● **Task prompt**:
All records are to be retyped faithfully and completely.

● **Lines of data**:
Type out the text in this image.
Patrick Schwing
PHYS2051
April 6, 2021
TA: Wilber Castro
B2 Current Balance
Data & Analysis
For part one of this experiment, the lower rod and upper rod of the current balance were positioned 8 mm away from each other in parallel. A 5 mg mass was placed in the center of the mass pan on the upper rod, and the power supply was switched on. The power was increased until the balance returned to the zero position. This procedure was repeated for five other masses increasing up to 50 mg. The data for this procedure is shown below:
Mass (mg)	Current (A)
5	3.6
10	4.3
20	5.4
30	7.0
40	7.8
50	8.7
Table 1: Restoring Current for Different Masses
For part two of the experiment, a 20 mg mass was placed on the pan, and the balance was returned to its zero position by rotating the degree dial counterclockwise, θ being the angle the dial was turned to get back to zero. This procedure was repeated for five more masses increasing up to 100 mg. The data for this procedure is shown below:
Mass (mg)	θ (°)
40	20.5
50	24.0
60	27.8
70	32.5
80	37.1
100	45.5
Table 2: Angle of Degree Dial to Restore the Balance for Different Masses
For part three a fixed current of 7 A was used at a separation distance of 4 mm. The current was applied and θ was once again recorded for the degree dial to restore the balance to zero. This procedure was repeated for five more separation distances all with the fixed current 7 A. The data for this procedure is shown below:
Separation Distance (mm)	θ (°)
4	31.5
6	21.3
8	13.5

● **Answer to the task**:
Type out the text in this image.
Patrick Schwing
PHYS2051
April 6, 2021
TA: Wilber Castro
B2 Current Balance
Data & Analysis
For part one of this experiment, the lower rod and upper rod of the current balance were positioned 8 mm away from each other in parallel. A 5 mg mass was placed in the center of the mass pan on the upper rod, and the power supply was switched on. The power was increased until the balance returned to the zero position. This procedure was repeated for five other masses increasing up to 50 mg. The data for this procedure is shown below:
Mass (mg)	Current (A)
5	3.6
10	4.3
20	5.4
30	7.0
40	7.8
50	8.7
Table 1: Restoring Current for Different Masses
For part two of the experiment, a 20 mg mass was placed on the pan, and the balance was returned to its zero position by rotating the degree dial counterclockwise, θ being the angle the dial was turned to get back to zero. This procedure was repeated for five more masses increasing up to 100 mg. The data for this procedure is shown below:
Mass (mg)	θ (°)
40	20.5
50	24.0
60	27.8
70	32.5
80	37.1
100	45.5
Table 2: Angle of Degree Dial to Restore the Balance for Different Masses
For part three a fixed current of 7 A was used at a separation distance of 4 mm. The current was applied and θ was once again recorded for the degree dial to restore the balance to zero. This procedure was repeated for five more separation distances all with the fixed current 7 A. The data for this procedure is shown below:
Separation Distance (mm)	θ (°)
4	31.5
6	21.3
8	13.5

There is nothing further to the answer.